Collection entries
• • • • •

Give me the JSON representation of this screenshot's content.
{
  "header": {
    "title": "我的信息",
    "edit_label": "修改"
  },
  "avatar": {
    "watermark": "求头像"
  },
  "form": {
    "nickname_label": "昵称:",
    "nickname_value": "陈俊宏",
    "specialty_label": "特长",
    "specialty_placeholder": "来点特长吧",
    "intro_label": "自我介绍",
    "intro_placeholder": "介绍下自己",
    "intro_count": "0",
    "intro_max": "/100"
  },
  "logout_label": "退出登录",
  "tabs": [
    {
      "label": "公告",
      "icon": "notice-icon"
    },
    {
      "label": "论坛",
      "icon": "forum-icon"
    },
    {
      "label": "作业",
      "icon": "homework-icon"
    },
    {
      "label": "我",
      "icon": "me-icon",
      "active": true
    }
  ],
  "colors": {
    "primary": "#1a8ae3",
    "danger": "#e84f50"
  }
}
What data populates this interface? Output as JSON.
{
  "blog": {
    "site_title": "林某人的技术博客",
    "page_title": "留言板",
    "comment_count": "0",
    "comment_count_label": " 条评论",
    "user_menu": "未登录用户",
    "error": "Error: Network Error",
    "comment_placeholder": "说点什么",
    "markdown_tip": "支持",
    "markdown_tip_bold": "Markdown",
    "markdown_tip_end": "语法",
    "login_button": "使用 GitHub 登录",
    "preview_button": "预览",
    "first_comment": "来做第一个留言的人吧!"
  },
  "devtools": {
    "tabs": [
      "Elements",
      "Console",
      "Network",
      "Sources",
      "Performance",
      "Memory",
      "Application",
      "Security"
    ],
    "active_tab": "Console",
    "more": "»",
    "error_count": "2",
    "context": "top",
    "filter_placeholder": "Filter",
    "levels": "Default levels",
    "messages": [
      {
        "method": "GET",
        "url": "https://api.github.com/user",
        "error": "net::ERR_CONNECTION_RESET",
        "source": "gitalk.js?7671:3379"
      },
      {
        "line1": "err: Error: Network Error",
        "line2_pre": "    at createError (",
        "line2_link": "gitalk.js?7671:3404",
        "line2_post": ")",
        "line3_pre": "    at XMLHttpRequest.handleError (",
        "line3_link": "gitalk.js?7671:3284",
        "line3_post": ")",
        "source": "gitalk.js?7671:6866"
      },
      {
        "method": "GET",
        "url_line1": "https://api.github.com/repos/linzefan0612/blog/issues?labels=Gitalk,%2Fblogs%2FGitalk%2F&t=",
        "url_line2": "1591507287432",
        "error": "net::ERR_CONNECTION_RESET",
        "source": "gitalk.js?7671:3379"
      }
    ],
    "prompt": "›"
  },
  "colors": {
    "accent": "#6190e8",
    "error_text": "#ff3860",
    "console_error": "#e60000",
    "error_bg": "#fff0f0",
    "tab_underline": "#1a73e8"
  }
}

• • • • •

Job:
Transcribe the whole listing with nothing added or left out.

Finished task:
Give me the JSON representation of this screenshot's content.
{
  "header": {
    "title": "我的信息",
    "edit_label": "修改"
  },
  "avatar": {
    "watermark": "求头像"
  },
  "form": {
    "nickname_label": "昵称:",
    "nickname_value": "陈俊宏",
    "specialty_label": "特长",
    "specialty_placeholder": "来点特长吧",
    "intro_label": "自我介绍",
    "intro_placeholder": "介绍下自己",
    "intro_count": "0",
    "intro_max": "/100"
  },
  "logout_label": "退出登录",
  "tabs": [
    {
      "label": "公告",
      "icon": "notice-icon"
    },
    {
      "label": "论坛",
      "icon": "forum-icon"
    },
    {
      "label": "作业",
      "icon": "homework-icon"
    },
    {
      "label": "我",
      "icon": "me-icon",
      "active": true
    }
  ],
  "colors": {
    "primary": "#1a8ae3",
    "danger": "#e84f50"
  }
}
What data populates this interface? Output as JSON.
{
  "blog": {
    "site_title": "林某人的技术博客",
    "page_title": "留言板",
    "comment_count": "0",
    "comment_count_label": " 条评论",
    "user_menu": "未登录用户",
    "error": "Error: Network Error",
    "comment_placeholder": "说点什么",
    "markdown_tip": "支持",
    "markdown_tip_bold": "Markdown",
    "markdown_tip_end": "语法",
    "login_button": "使用 GitHub 登录",
    "preview_button": "预览",
    "first_comment": "来做第一个留言的人吧!"
  },
  "devtools": {
    "tabs": [
      "Elements",
      "Console",
      "Network",
      "Sources",
      "Performance",
      "Memory",
      "Application",
      "Security"
    ],
    "active_tab": "Console",
    "more": "»",
    "error_count": "2",
    "context": "top",
    "filter_placeholder": "Filter",
    "levels": "Default levels",
    "messages": [
      {
        "method": "GET",
        "url": "https://api.github.com/user",
        "error": "net::ERR_CONNECTION_RESET",
        "source": "gitalk.js?7671:3379"
      },
      {
        "line1": "err: Error: Network Error",
        "line2_pre": "    at createError (",
        "line2_link": "gitalk.js?7671:3404",
        "line2_post": ")",
        "line3_pre": "    at XMLHttpRequest.handleError (",
        "line3_link": "gitalk.js?7671:3284",
        "line3_post": ")",
        "source": "gitalk.js?7671:6866"
      },
      {
        "method": "GET",
        "url_line1": "https://api.github.com/repos/linzefan0612/blog/issues?labels=Gitalk,%2Fblogs%2FGitalk%2F&t=",
        "url_line2": "1591507287432",
        "error": "net::ERR_CONNECTION_RESET",
        "source": "gitalk.js?7671:3379"
      }
    ],
    "prompt": "›"
  },
  "colors": {
    "accent": "#6190e8",
    "error_text": "#ff3860",
    "console_error": "#e60000",
    "error_bg": "#fff0f0",
    "tab_underline": "#1a73e8"
  }
}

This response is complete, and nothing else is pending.